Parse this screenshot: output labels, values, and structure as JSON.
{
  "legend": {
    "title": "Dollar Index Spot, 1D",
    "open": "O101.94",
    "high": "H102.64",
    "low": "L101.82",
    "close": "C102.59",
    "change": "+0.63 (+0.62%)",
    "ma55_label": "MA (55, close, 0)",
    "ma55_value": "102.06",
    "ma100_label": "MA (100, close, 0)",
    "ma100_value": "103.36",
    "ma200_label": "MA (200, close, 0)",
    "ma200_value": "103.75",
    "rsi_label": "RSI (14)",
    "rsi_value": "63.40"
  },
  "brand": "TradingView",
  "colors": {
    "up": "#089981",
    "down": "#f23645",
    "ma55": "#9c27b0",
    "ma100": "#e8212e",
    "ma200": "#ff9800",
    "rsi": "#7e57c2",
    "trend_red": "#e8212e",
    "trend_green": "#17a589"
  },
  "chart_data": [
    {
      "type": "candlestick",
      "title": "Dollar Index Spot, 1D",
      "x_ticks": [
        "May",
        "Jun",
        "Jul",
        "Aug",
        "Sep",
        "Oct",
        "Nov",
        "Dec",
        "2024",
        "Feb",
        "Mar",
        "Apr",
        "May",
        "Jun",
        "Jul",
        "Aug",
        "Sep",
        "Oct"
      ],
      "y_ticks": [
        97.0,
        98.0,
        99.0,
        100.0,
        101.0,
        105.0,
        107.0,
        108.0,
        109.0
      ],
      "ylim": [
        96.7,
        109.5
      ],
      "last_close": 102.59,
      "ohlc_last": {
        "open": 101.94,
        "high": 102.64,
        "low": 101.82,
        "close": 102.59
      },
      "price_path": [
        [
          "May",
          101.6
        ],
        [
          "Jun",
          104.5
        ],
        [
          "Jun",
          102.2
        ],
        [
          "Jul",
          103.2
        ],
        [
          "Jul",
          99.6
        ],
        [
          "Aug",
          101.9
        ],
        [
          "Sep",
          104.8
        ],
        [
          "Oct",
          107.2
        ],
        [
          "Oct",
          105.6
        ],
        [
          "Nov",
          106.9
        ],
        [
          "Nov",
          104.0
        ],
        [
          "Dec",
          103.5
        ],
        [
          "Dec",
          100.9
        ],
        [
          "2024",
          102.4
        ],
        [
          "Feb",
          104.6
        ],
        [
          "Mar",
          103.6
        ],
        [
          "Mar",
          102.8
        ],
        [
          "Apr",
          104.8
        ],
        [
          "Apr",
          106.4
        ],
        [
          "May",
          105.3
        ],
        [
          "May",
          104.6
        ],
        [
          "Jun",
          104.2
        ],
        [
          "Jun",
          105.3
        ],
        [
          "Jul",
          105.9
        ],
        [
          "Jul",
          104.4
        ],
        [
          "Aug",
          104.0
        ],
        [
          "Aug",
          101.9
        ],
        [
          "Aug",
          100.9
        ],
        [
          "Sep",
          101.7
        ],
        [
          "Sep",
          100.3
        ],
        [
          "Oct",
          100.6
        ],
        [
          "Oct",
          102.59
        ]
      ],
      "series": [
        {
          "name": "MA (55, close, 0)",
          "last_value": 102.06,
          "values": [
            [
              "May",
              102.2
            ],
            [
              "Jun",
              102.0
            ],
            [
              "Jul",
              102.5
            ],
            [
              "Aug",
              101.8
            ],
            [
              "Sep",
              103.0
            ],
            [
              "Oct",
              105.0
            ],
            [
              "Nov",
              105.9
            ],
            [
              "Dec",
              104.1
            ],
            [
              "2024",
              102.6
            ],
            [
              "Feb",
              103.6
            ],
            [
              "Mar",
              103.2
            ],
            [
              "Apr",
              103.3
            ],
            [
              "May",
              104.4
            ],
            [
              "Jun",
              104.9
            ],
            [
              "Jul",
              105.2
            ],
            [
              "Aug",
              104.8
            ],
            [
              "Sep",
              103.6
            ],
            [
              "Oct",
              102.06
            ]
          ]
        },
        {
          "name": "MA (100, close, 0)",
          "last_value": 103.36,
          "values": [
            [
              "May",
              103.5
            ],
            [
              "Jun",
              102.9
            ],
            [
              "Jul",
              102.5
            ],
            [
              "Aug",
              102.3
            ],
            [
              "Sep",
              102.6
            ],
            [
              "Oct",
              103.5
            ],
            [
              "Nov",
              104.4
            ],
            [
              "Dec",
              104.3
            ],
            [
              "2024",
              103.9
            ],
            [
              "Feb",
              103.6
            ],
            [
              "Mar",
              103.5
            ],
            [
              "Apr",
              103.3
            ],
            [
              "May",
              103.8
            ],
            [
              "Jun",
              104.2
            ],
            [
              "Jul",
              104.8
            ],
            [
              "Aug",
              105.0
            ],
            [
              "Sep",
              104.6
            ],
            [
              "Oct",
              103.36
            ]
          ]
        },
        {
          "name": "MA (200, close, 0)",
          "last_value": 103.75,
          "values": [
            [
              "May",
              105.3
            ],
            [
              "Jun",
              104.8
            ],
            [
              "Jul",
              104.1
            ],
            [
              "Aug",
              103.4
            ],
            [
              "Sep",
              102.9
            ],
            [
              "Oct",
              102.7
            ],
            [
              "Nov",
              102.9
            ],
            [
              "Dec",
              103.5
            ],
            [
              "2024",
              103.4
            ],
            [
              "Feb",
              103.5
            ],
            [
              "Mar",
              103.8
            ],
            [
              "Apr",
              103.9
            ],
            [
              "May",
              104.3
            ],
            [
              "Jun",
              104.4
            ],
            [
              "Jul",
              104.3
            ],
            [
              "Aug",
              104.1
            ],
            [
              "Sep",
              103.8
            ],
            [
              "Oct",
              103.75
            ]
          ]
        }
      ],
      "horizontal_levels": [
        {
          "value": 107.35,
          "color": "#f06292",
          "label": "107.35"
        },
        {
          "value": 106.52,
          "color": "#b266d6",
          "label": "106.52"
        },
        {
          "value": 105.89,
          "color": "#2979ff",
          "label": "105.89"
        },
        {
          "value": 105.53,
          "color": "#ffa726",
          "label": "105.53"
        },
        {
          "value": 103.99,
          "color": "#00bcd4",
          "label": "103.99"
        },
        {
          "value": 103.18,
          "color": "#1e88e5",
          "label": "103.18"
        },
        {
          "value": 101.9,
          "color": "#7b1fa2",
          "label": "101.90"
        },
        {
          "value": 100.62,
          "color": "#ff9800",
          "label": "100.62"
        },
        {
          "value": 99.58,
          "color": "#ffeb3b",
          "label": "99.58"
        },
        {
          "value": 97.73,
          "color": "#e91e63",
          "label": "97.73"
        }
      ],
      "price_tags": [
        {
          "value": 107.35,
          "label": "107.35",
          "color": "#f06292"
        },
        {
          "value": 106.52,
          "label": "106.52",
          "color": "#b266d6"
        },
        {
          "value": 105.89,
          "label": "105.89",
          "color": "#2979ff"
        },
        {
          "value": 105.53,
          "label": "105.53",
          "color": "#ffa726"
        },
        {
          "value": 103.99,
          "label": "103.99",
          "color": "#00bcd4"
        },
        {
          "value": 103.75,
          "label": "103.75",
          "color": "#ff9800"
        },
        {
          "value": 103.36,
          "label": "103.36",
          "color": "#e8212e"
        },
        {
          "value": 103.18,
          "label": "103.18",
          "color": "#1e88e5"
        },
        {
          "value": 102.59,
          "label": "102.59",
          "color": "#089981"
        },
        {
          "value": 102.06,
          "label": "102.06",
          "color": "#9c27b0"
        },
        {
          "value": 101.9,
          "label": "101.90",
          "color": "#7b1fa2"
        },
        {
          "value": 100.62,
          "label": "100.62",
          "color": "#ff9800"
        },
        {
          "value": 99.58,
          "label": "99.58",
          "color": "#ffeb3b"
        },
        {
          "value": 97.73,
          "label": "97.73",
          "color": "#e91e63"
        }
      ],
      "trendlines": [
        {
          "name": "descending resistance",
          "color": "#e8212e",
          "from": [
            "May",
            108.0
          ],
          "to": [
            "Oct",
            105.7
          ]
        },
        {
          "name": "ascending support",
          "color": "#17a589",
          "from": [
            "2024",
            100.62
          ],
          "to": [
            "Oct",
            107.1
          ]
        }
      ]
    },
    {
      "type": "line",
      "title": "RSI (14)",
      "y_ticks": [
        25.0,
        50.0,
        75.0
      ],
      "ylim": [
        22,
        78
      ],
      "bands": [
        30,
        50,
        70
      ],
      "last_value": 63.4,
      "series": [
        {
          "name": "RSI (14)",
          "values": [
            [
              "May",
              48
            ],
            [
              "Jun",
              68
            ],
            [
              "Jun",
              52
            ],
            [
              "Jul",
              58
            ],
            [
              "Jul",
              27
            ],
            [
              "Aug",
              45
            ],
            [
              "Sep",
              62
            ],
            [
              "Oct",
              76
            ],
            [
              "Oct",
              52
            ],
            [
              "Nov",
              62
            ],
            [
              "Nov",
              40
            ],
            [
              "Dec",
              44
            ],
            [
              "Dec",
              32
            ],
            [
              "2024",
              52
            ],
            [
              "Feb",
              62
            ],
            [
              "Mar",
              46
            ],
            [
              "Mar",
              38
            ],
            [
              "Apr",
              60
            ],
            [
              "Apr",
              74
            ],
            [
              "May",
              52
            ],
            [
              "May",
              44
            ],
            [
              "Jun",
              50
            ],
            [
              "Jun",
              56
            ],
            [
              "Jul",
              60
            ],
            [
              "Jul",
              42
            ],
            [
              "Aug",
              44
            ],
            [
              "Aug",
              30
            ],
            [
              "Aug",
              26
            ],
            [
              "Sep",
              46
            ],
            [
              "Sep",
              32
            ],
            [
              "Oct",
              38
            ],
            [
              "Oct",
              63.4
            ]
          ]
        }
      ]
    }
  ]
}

———

Stated task »
Extract lines where the string "Dollar" occurs.

Result for this task »
    "title": "Dollar Index Spot, 1D",
      "title": "Dollar Index Spot, 1D",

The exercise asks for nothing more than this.